Goal: Report how many lines of the following entries include the string "this"; respond with the number alone.

Task input:
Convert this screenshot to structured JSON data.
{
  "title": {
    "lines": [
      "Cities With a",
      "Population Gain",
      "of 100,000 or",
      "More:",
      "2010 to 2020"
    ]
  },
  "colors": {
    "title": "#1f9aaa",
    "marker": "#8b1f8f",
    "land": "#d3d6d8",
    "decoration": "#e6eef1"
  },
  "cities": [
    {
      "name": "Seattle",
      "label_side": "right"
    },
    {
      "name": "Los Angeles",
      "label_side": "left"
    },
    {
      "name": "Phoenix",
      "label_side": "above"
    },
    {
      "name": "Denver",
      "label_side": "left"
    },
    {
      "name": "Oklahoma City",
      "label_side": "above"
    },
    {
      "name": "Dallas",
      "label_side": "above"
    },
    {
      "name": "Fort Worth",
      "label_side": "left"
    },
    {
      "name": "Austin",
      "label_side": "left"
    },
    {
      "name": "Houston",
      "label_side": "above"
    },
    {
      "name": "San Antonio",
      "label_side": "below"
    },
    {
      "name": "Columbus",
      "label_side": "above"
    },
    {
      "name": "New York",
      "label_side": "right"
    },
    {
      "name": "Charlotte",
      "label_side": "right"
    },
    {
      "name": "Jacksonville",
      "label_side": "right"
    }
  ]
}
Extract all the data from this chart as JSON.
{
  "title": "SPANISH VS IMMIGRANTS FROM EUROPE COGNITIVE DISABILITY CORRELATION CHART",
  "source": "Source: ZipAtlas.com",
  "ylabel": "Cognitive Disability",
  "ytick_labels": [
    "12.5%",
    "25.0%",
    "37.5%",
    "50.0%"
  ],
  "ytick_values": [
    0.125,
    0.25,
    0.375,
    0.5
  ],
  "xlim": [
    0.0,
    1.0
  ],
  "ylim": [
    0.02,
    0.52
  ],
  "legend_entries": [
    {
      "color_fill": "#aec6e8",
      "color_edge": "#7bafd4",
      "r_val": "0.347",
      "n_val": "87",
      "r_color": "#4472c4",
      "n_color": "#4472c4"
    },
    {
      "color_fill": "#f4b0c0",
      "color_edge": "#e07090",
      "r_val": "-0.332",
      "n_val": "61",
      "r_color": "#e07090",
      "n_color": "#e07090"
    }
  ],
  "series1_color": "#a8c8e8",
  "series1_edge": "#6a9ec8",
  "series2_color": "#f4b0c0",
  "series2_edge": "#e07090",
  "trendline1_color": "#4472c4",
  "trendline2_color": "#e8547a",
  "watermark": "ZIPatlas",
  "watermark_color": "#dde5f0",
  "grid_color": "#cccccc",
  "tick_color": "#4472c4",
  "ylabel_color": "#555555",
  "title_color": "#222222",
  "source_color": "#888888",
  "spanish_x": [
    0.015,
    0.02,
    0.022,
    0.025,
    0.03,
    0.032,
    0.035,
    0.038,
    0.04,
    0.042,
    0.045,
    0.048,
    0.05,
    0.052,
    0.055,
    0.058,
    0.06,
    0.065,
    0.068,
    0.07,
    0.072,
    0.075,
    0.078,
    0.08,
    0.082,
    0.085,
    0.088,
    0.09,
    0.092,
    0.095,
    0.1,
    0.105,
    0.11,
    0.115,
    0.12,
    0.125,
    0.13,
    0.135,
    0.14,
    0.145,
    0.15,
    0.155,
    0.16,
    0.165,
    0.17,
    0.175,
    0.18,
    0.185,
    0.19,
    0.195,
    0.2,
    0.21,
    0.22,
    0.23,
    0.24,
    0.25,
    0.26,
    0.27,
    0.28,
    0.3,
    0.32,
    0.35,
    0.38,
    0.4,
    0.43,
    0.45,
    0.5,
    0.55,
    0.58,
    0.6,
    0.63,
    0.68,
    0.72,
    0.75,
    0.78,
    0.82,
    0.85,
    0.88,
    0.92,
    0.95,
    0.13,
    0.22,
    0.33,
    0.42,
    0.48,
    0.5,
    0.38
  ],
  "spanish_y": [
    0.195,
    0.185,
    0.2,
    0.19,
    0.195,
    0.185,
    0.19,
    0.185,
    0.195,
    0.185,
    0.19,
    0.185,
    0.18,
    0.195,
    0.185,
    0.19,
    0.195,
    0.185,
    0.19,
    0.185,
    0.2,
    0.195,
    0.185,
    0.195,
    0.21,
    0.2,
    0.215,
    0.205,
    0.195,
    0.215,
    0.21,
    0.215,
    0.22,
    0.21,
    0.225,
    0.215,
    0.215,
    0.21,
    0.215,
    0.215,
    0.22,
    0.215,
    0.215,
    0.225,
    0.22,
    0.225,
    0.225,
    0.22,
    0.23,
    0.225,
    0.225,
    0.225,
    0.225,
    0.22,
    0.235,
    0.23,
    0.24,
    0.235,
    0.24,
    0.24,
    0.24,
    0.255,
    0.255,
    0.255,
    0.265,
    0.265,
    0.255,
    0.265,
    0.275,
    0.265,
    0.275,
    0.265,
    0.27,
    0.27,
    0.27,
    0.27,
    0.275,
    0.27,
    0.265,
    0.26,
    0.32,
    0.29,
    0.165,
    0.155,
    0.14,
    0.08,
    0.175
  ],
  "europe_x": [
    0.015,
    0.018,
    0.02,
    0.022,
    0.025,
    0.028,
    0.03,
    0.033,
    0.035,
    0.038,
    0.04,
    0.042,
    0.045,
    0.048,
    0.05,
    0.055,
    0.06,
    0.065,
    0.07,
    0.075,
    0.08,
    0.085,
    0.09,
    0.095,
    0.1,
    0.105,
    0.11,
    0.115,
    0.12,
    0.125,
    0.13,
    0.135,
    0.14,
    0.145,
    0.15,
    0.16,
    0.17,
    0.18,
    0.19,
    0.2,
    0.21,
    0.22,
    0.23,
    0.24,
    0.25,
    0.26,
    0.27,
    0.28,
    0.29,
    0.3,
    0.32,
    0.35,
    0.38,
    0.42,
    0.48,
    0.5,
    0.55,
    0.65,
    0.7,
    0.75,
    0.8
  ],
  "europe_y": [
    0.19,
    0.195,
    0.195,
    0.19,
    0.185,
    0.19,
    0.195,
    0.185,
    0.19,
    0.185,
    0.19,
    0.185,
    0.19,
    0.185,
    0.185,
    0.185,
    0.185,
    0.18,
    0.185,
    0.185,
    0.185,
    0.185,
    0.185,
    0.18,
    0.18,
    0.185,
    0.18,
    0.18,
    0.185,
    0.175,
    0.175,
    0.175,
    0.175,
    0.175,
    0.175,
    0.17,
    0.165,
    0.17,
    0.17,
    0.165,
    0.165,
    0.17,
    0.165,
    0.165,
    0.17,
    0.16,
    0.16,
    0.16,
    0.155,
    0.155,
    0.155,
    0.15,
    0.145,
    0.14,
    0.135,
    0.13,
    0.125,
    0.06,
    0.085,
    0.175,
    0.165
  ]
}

Answer in full: 2